*Exercise brief*: Update the material below by changing each "broken-image" to "missing-image", leaving everything else unchanged.

%%

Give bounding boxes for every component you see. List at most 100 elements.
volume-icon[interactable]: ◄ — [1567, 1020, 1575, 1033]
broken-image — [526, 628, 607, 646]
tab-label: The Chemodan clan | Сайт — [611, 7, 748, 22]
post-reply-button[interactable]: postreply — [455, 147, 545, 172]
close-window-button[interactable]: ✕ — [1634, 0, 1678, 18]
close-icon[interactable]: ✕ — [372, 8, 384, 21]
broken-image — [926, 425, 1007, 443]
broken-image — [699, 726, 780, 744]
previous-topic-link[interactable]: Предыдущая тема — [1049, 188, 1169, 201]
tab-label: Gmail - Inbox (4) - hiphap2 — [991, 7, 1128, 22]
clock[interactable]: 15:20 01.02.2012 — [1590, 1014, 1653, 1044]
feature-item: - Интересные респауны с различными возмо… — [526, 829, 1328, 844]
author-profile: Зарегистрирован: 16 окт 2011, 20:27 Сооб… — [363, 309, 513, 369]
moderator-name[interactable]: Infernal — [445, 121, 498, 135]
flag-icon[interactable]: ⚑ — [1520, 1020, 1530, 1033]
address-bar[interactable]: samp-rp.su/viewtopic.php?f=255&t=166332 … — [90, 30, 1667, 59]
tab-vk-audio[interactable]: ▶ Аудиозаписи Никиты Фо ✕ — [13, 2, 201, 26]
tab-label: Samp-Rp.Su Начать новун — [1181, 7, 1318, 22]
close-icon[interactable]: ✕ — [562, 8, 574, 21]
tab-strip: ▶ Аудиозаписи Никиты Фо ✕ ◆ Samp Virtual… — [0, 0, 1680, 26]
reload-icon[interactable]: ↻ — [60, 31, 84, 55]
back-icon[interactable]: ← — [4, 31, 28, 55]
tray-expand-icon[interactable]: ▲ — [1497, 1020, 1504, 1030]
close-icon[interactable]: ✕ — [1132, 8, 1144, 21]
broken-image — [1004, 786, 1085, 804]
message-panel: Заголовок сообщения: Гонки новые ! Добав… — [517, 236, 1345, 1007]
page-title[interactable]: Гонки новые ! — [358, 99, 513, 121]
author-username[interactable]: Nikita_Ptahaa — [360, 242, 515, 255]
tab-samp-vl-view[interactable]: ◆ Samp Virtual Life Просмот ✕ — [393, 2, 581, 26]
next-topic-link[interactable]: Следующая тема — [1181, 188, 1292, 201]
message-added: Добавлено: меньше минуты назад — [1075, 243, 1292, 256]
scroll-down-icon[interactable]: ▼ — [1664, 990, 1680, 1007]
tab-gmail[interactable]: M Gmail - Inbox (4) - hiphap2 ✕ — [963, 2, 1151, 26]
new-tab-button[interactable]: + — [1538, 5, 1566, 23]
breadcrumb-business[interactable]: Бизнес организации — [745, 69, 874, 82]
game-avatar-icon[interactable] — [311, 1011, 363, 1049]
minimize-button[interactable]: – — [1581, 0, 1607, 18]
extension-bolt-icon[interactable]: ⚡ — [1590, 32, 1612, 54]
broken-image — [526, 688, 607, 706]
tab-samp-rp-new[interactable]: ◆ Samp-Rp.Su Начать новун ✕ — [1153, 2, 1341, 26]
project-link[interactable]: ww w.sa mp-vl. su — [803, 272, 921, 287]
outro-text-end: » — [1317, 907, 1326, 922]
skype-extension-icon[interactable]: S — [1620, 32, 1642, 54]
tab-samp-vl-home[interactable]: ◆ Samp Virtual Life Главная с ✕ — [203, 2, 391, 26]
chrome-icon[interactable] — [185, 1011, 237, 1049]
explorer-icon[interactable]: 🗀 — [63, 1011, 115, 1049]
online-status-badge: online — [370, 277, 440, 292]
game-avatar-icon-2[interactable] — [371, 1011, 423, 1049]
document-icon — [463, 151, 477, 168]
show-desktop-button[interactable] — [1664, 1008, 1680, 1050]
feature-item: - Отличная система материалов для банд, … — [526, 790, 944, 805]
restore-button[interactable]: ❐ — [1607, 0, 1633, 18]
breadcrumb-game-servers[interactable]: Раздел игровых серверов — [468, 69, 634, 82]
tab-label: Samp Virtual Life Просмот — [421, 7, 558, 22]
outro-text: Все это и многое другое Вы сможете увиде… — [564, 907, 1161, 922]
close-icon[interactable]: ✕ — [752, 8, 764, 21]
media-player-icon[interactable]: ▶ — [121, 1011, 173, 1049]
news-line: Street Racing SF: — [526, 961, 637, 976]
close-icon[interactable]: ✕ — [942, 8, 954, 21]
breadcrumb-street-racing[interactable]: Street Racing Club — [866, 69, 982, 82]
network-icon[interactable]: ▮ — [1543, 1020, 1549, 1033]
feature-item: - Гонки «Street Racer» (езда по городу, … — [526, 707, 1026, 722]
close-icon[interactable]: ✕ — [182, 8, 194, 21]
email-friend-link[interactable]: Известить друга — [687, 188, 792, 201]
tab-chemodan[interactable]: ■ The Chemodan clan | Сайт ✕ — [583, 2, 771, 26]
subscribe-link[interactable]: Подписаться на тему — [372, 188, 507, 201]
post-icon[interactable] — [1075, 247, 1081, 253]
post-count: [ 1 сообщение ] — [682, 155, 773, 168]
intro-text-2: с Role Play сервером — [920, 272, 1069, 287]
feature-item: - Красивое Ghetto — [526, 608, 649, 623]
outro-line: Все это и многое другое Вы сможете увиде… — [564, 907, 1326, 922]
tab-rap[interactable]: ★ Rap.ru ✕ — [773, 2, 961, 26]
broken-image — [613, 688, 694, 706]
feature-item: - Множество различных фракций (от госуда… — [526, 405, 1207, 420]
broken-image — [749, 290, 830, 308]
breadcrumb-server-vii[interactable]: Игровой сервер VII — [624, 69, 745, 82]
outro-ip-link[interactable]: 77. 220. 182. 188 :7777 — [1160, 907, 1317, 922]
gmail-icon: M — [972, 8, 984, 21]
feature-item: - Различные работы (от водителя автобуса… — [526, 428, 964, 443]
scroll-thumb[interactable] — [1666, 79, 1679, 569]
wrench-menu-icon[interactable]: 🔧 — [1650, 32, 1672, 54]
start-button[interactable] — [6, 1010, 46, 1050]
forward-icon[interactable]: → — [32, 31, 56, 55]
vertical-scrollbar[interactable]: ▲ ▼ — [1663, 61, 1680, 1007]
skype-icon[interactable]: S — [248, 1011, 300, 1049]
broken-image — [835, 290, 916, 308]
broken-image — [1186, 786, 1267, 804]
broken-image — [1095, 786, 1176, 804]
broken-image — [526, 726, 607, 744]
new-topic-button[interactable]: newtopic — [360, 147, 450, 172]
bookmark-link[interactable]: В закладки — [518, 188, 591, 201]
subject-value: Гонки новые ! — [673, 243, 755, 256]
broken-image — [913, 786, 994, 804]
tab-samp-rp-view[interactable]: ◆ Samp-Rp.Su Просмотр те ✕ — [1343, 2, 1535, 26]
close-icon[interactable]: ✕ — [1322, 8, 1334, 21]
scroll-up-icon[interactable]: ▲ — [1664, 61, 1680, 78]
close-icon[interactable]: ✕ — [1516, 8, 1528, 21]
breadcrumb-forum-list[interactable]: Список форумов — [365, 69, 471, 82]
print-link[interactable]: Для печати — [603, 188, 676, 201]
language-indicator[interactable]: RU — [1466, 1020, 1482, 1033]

%%

*Completed exercise*:
Give bounding boxes for every component you see. List at most 100 elements.
volume-icon[interactable]: ◄ — [1567, 1020, 1575, 1033]
missing-image — [526, 628, 607, 646]
tab-label: The Chemodan clan | Сайт — [611, 7, 748, 22]
post-reply-button[interactable]: postreply — [455, 147, 545, 172]
close-window-button[interactable]: ✕ — [1634, 0, 1678, 18]
close-icon[interactable]: ✕ — [372, 8, 384, 21]
missing-image — [926, 425, 1007, 443]
missing-image — [699, 726, 780, 744]
previous-topic-link[interactable]: Предыдущая тема — [1049, 188, 1169, 201]
tab-label: Gmail - Inbox (4) - hiphap2 — [991, 7, 1128, 22]
clock[interactable]: 15:20 01.02.2012 — [1590, 1014, 1653, 1044]
feature-item: - Интересные респауны с различными возмо… — [526, 829, 1328, 844]
author-profile: Зарегистрирован: 16 окт 2011, 20:27 Сооб… — [363, 309, 513, 369]
moderator-name[interactable]: Infernal — [445, 121, 498, 135]
flag-icon[interactable]: ⚑ — [1520, 1020, 1530, 1033]
address-bar[interactable]: samp-rp.su/viewtopic.php?f=255&t=166332 … — [90, 30, 1667, 59]
tab-vk-audio[interactable]: ▶ Аудиозаписи Никиты Фо ✕ — [13, 2, 201, 26]
tab-label: Samp-Rp.Su Начать новун — [1181, 7, 1318, 22]
close-icon[interactable]: ✕ — [562, 8, 574, 21]
tab-strip: ▶ Аудиозаписи Никиты Фо ✕ ◆ Samp Virtual… — [0, 0, 1680, 26]
reload-icon[interactable]: ↻ — [60, 31, 84, 55]
back-icon[interactable]: ← — [4, 31, 28, 55]
tray-expand-icon[interactable]: ▲ — [1497, 1020, 1504, 1030]
close-icon[interactable]: ✕ — [1132, 8, 1144, 21]
missing-image — [1004, 786, 1085, 804]
message-panel: Заголовок сообщения: Гонки новые ! Добав… — [517, 236, 1345, 1007]
page-title[interactable]: Гонки новые ! — [358, 99, 513, 121]
author-username[interactable]: Nikita_Ptahaa — [360, 242, 515, 255]
tab-samp-vl-view[interactable]: ◆ Samp Virtual Life Просмот ✕ — [393, 2, 581, 26]
next-topic-link[interactable]: Следующая тема — [1181, 188, 1292, 201]
message-added: Добавлено: меньше минуты назад — [1075, 243, 1292, 256]
scroll-down-icon[interactable]: ▼ — [1664, 990, 1680, 1007]
tab-gmail[interactable]: M Gmail - Inbox (4) - hiphap2 ✕ — [963, 2, 1151, 26]
new-tab-button[interactable]: + — [1538, 5, 1566, 23]
breadcrumb-business[interactable]: Бизнес организации — [745, 69, 874, 82]
game-avatar-icon[interactable] — [311, 1011, 363, 1049]
minimize-button[interactable]: – — [1581, 0, 1607, 18]
extension-bolt-icon[interactable]: ⚡ — [1590, 32, 1612, 54]
missing-image — [526, 688, 607, 706]
tab-samp-rp-new[interactable]: ◆ Samp-Rp.Su Начать новун ✕ — [1153, 2, 1341, 26]
project-link[interactable]: ww w.sa mp-vl. su — [803, 272, 921, 287]
outro-text-end: » — [1317, 907, 1326, 922]
skype-extension-icon[interactable]: S — [1620, 32, 1642, 54]
tab-samp-vl-home[interactable]: ◆ Samp Virtual Life Главная с ✕ — [203, 2, 391, 26]
chrome-icon[interactable] — [185, 1011, 237, 1049]
explorer-icon[interactable]: 🗀 — [63, 1011, 115, 1049]
online-status-badge: online — [370, 277, 440, 292]
game-avatar-icon-2[interactable] — [371, 1011, 423, 1049]
document-icon — [463, 151, 477, 168]
show-desktop-button[interactable] — [1664, 1008, 1680, 1050]
feature-item: - Отличная система материалов для банд, … — [526, 790, 944, 805]
restore-button[interactable]: ❐ — [1607, 0, 1633, 18]
breadcrumb-game-servers[interactable]: Раздел игровых серверов — [468, 69, 634, 82]
tab-label: Samp Virtual Life Просмот — [421, 7, 558, 22]
outro-text: Все это и многое другое Вы сможете увиде… — [564, 907, 1161, 922]
close-icon[interactable]: ✕ — [752, 8, 764, 21]
media-player-icon[interactable]: ▶ — [121, 1011, 173, 1049]
news-line: Street Racing SF: — [526, 961, 637, 976]
close-icon[interactable]: ✕ — [942, 8, 954, 21]
breadcrumb-street-racing[interactable]: Street Racing Club — [866, 69, 982, 82]
network-icon[interactable]: ▮ — [1543, 1020, 1549, 1033]
feature-item: - Гонки «Street Racer» (езда по городу, … — [526, 707, 1026, 722]
close-icon[interactable]: ✕ — [182, 8, 194, 21]
email-friend-link[interactable]: Известить друга — [687, 188, 792, 201]
tab-chemodan[interactable]: ■ The Chemodan clan | Сайт ✕ — [583, 2, 771, 26]
subscribe-link[interactable]: Подписаться на тему — [372, 188, 507, 201]
post-icon[interactable] — [1075, 247, 1081, 253]
post-count: [ 1 сообщение ] — [682, 155, 773, 168]
intro-text-2: с Role Play сервером — [920, 272, 1069, 287]
feature-item: - Красивое Ghetto — [526, 608, 649, 623]
outro-line: Все это и многое другое Вы сможете увиде… — [564, 907, 1326, 922]
tab-rap[interactable]: ★ Rap.ru ✕ — [773, 2, 961, 26]
missing-image — [613, 688, 694, 706]
feature-item: - Множество различных фракций (от госуда… — [526, 405, 1207, 420]
missing-image — [749, 290, 830, 308]
breadcrumb-server-vii[interactable]: Игровой сервер VII — [624, 69, 745, 82]
outro-ip-link[interactable]: 77. 220. 182. 188 :7777 — [1160, 907, 1317, 922]
gmail-icon: M — [972, 8, 984, 21]
feature-item: - Различные работы (от водителя автобуса… — [526, 428, 964, 443]
scroll-thumb[interactable] — [1666, 79, 1679, 569]
wrench-menu-icon[interactable]: 🔧 — [1650, 32, 1672, 54]
start-button[interactable] — [6, 1010, 46, 1050]
forward-icon[interactable]: → — [32, 31, 56, 55]
vertical-scrollbar[interactable]: ▲ ▼ — [1663, 61, 1680, 1007]
skype-icon[interactable]: S — [248, 1011, 300, 1049]
missing-image — [835, 290, 916, 308]
missing-image — [1186, 786, 1267, 804]
missing-image — [1095, 786, 1176, 804]
missing-image — [526, 726, 607, 744]
new-topic-button[interactable]: newtopic — [360, 147, 450, 172]
bookmark-link[interactable]: В закладки — [518, 188, 591, 201]
subject-value: Гонки новые ! — [673, 243, 755, 256]
missing-image — [913, 786, 994, 804]
tab-samp-rp-view[interactable]: ◆ Samp-Rp.Su Просмотр те ✕ — [1343, 2, 1535, 26]
close-icon[interactable]: ✕ — [1322, 8, 1334, 21]
scroll-up-icon[interactable]: ▲ — [1664, 61, 1680, 78]
close-icon[interactable]: ✕ — [1516, 8, 1528, 21]
breadcrumb-forum-list[interactable]: Список форумов — [365, 69, 471, 82]
print-link[interactable]: Для печати — [603, 188, 676, 201]
language-indicator[interactable]: RU — [1466, 1020, 1482, 1033]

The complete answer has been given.